*WHAT TO DO*.
Filter the entries that follow, copying every line in which the word "name" appears.

Rows from a dataset:
◇ ◇ ◇ ◇ ◇ ◇ ◇

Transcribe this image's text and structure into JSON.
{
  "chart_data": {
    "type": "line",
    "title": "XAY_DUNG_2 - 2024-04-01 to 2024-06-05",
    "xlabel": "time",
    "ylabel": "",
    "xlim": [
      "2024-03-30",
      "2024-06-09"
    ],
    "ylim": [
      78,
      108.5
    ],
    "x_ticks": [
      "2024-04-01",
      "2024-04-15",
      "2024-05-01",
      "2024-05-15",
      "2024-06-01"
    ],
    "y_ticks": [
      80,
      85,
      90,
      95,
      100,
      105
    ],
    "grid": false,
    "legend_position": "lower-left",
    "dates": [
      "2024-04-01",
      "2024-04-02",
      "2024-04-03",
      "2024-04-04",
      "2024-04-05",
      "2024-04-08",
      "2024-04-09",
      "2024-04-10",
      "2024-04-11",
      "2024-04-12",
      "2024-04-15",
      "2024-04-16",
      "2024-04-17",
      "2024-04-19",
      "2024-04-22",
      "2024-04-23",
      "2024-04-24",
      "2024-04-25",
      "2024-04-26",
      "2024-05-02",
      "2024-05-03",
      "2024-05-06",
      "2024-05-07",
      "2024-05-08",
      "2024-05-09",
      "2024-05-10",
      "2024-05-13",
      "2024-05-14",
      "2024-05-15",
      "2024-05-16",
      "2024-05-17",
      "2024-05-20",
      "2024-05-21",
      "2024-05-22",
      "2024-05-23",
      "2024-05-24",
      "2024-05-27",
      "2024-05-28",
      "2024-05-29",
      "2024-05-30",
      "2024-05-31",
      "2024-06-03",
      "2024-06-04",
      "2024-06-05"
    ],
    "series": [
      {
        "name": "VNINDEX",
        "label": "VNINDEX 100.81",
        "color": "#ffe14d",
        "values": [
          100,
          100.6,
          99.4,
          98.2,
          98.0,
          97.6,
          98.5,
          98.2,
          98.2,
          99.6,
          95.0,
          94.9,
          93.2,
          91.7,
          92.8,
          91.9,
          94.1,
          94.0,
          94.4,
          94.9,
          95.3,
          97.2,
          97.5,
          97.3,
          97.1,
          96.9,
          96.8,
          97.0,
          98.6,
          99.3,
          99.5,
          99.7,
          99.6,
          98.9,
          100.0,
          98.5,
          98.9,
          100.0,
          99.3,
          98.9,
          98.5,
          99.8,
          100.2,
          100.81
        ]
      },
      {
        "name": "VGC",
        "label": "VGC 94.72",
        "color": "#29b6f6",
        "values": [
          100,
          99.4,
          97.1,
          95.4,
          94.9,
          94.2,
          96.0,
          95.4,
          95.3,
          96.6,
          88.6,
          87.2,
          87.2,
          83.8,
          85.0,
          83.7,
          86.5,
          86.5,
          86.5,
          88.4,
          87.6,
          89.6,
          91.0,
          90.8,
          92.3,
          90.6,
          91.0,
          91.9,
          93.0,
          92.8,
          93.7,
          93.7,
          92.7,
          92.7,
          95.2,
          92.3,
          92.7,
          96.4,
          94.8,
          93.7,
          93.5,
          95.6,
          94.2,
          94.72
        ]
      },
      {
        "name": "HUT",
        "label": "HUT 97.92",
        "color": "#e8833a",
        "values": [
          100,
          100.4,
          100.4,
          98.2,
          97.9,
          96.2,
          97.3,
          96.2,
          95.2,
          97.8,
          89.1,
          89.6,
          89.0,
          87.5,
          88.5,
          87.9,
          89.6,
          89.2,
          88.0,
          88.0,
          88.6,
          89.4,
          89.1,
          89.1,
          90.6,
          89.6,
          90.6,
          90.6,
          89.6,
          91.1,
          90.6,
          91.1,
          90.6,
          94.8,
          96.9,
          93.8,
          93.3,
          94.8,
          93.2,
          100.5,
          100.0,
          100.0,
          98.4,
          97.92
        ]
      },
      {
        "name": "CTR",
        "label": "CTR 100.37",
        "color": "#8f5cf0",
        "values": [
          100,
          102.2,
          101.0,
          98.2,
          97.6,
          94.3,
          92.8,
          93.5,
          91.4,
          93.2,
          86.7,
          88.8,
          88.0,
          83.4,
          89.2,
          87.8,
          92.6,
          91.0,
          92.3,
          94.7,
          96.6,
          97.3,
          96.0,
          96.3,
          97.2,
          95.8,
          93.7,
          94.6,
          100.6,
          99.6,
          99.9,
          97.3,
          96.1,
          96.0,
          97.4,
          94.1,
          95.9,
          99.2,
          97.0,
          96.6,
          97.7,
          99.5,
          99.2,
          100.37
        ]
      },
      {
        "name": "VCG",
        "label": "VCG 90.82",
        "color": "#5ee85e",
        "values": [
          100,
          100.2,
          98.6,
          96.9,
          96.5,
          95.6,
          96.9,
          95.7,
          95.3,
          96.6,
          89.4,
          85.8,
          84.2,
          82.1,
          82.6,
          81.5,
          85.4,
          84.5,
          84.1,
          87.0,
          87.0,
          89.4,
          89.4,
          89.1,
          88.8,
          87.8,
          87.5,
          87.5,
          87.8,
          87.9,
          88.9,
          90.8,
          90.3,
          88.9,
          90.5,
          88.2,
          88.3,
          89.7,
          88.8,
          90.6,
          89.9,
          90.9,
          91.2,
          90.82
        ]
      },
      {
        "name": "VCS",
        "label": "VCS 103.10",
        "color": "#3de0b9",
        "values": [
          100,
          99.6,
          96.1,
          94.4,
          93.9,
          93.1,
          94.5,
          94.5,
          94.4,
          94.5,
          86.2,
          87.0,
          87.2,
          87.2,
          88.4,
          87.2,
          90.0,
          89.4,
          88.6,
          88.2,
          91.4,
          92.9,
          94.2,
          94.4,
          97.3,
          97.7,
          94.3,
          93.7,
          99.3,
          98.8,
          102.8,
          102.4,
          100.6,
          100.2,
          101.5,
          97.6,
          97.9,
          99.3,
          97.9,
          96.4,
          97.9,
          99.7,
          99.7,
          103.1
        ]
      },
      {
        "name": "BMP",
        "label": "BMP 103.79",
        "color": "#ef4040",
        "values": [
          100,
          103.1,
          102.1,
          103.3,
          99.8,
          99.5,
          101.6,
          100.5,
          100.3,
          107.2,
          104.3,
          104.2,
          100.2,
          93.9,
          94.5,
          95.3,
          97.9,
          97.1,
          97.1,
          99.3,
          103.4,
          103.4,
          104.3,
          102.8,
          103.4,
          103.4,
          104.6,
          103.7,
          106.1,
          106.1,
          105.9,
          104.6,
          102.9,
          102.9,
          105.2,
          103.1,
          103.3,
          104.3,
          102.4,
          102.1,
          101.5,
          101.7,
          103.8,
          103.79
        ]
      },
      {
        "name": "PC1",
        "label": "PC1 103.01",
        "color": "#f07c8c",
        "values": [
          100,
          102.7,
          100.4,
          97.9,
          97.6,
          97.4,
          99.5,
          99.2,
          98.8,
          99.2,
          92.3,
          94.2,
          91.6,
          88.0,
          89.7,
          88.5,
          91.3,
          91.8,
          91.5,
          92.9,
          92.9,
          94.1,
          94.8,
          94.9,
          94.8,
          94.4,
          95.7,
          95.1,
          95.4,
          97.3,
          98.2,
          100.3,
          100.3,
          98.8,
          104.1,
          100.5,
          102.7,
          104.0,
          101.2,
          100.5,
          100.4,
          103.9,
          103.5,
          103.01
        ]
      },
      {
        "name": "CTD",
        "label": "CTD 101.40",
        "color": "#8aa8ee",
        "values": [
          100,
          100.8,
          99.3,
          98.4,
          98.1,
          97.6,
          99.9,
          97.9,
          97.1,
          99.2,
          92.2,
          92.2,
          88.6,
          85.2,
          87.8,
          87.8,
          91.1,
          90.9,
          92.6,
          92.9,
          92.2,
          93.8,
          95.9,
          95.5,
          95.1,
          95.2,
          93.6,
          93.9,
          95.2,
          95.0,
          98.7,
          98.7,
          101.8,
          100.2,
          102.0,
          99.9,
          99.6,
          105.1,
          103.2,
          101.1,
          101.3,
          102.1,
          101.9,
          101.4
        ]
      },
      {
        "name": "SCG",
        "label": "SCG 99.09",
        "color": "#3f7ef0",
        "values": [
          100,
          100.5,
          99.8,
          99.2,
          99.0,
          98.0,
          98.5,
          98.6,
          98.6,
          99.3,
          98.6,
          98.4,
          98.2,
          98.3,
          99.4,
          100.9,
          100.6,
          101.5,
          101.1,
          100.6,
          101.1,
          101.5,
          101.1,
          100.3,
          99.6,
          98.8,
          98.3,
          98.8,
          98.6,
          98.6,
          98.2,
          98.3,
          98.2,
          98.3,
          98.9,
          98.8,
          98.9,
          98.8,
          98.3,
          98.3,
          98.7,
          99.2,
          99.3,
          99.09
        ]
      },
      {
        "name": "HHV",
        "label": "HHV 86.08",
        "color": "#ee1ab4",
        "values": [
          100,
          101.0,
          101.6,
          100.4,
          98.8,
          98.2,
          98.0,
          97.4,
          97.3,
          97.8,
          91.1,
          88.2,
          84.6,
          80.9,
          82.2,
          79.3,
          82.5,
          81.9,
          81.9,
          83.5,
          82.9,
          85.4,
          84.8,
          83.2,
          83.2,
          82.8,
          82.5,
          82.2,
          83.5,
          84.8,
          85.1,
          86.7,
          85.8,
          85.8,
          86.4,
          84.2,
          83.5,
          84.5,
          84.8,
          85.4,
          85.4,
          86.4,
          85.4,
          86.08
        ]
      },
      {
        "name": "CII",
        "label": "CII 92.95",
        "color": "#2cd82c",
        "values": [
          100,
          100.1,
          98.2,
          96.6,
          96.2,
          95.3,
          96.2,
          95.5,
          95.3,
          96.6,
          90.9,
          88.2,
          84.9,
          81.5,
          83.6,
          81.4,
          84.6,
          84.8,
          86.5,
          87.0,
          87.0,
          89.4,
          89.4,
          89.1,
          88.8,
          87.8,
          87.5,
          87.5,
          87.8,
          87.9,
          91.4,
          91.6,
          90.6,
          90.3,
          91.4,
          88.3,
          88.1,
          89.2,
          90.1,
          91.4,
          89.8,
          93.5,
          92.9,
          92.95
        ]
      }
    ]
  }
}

◇ ◇ ◇ ◇ ◇ ◇ ◇

*FULL ANSWER*.
        "name": "VNINDEX",
        "name": "VGC",
        "name": "HUT",
        "name": "CTR",
        "name": "VCG",
        "name": "VCS",
        "name": "BMP",
        "name": "PC1",
        "name": "CTD",
        "name": "SCG",
        "name": "HHV",
        "name": "CII",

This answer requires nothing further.